● PROBLEM DESCRIPTION
Wherever "Twitter" appears in a line, copy that line.

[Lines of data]
- - - - - - -
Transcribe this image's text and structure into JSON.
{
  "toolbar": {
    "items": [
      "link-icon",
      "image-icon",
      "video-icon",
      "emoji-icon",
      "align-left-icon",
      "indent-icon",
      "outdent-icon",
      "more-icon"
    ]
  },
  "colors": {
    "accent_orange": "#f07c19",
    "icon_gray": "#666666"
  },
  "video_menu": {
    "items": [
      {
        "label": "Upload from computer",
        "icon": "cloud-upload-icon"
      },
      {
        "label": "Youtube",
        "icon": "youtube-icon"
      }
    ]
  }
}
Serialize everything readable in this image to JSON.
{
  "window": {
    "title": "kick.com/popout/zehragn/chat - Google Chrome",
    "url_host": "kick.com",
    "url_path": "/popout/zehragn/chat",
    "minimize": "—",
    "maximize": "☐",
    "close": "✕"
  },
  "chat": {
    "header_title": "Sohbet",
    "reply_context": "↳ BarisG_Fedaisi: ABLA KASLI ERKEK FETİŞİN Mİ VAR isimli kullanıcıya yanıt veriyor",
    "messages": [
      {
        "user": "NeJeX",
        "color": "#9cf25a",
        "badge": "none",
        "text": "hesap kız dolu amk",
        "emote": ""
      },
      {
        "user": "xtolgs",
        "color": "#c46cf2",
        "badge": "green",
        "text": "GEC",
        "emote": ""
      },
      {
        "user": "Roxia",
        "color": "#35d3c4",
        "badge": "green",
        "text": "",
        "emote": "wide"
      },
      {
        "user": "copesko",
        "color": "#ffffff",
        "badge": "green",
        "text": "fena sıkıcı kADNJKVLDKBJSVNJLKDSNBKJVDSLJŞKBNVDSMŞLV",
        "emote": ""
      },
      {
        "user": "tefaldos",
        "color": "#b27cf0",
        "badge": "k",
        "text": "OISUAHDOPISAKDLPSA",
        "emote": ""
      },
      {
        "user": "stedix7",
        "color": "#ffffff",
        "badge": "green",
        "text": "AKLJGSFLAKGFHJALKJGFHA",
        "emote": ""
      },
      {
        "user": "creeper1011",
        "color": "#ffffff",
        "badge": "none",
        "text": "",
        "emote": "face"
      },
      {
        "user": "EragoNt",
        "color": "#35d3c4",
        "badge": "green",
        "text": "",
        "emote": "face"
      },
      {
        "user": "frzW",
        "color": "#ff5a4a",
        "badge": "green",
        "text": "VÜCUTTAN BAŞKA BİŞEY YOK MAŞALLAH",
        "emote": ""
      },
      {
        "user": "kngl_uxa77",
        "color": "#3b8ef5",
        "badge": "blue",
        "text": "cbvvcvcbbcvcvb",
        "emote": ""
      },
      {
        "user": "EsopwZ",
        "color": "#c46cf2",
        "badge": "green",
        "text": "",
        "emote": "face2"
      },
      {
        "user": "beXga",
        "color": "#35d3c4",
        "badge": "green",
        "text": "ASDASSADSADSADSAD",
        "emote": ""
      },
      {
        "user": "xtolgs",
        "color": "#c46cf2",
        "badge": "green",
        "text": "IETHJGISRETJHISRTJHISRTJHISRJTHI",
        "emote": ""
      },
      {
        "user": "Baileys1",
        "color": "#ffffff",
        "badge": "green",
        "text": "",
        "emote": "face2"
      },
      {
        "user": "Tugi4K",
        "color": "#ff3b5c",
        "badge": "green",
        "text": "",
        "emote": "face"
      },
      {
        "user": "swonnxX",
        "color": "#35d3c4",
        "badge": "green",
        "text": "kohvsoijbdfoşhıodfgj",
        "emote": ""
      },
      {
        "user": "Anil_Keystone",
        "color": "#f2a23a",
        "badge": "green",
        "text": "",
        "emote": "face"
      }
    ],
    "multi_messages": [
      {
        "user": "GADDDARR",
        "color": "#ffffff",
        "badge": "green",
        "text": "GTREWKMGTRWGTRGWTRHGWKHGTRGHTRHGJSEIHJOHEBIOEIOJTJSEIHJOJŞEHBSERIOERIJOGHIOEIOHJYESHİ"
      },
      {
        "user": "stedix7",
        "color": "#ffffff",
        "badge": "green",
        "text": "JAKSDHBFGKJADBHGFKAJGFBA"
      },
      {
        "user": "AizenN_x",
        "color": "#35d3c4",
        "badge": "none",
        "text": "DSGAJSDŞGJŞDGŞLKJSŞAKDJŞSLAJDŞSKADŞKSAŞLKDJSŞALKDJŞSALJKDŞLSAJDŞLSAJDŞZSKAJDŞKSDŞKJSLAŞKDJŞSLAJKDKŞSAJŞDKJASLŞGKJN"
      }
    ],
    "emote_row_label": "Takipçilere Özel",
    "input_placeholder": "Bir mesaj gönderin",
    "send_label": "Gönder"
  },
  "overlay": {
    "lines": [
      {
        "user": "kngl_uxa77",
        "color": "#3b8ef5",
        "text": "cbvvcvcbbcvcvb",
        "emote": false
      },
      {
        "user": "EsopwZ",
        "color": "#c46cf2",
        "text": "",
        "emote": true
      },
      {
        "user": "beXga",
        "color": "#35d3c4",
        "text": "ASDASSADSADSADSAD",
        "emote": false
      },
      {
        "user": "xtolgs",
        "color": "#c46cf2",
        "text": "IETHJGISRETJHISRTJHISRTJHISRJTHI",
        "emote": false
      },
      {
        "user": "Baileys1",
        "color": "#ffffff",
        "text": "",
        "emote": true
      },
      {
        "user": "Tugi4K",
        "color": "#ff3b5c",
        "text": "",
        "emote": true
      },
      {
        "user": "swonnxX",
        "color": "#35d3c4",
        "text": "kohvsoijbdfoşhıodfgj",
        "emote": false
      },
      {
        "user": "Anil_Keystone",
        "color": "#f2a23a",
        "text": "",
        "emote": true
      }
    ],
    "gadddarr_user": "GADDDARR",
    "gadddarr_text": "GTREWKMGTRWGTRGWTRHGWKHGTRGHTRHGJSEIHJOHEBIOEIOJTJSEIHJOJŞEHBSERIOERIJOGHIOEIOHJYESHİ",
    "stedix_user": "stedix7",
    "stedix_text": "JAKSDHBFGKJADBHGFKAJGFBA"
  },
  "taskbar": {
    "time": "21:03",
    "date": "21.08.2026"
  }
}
- - - - - - -
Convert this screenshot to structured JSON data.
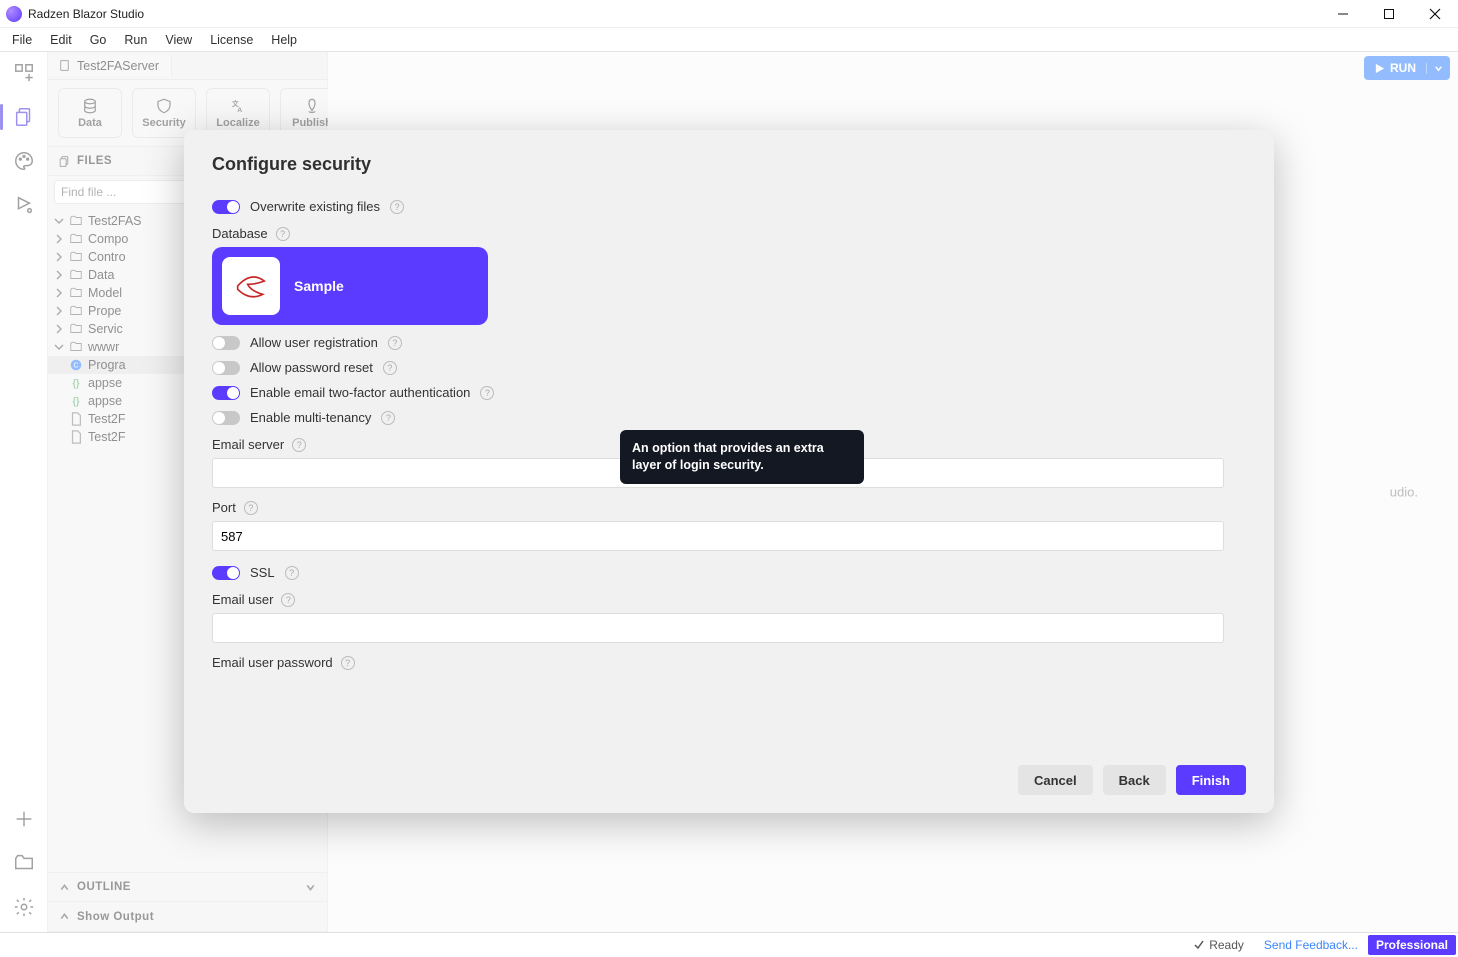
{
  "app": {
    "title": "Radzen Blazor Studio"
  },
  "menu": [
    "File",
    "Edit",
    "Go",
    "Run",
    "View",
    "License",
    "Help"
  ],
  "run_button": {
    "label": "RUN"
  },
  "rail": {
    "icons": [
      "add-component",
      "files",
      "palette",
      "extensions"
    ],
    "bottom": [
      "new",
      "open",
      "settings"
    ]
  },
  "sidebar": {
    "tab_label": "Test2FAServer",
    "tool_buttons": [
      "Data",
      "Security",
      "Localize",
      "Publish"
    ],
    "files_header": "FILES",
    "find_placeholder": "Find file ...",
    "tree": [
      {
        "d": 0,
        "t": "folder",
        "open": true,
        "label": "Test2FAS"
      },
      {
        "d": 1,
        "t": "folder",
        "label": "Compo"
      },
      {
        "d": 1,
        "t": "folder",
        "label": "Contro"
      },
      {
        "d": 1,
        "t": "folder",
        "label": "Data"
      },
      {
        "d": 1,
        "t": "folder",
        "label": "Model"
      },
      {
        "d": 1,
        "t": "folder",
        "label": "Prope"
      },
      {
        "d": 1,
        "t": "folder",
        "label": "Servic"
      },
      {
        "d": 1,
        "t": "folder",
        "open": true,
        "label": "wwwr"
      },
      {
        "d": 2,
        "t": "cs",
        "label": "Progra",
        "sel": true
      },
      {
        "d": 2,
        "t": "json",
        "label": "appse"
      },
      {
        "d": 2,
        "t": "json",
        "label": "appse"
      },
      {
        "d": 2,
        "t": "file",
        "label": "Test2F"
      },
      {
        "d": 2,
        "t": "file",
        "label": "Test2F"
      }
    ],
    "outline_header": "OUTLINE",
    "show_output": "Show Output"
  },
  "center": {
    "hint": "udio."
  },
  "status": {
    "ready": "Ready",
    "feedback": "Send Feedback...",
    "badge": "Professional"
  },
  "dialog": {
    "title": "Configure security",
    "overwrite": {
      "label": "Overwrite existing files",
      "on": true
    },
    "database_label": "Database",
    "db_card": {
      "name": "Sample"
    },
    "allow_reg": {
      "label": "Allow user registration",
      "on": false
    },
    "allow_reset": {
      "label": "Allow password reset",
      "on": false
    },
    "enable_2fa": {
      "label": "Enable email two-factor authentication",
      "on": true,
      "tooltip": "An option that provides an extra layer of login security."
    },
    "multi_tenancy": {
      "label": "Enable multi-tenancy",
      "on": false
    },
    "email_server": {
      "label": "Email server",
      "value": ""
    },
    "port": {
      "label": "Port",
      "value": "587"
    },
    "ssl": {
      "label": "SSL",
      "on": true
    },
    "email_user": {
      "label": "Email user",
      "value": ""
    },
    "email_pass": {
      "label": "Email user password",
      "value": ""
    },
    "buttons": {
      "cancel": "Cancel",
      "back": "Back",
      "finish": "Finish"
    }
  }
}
- - - - - - -
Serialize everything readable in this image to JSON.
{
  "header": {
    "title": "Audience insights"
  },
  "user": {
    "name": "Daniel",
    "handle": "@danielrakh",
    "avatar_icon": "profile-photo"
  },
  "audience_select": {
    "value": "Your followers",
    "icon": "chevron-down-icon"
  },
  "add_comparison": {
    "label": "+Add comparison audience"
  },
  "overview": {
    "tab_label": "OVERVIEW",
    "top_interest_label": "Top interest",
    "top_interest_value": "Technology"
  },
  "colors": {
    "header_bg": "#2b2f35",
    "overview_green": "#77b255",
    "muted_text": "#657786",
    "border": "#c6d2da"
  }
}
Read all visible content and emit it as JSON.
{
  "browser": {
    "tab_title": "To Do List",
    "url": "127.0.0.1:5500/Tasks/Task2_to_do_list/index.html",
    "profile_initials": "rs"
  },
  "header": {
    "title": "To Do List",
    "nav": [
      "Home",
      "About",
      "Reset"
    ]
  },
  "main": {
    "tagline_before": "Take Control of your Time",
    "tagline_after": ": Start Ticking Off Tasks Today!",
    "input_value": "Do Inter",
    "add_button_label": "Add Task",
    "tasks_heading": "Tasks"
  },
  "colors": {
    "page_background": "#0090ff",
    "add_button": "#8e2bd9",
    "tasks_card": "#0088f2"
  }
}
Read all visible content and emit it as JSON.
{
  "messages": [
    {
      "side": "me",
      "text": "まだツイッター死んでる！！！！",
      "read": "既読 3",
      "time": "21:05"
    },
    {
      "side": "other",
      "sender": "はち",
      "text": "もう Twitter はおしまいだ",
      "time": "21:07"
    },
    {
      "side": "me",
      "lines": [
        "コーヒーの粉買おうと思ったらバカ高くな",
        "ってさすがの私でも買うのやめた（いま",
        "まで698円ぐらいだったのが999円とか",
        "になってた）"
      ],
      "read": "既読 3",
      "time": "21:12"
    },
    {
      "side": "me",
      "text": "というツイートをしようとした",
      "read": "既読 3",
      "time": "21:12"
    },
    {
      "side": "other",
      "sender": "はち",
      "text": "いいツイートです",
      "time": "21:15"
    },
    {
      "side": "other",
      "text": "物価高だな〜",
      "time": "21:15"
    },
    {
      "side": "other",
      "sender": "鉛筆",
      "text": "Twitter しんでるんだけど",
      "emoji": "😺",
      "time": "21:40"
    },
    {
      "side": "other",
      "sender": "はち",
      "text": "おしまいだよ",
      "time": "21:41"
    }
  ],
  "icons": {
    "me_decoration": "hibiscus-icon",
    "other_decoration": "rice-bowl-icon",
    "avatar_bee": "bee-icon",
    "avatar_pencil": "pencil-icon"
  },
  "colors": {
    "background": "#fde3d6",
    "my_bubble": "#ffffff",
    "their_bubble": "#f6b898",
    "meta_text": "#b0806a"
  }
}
- - - - - - -
● COMPLETED EXERCISE
      "text": "もう Twitter はおしまいだ",
      "text": "Twitter しんでるんだけど",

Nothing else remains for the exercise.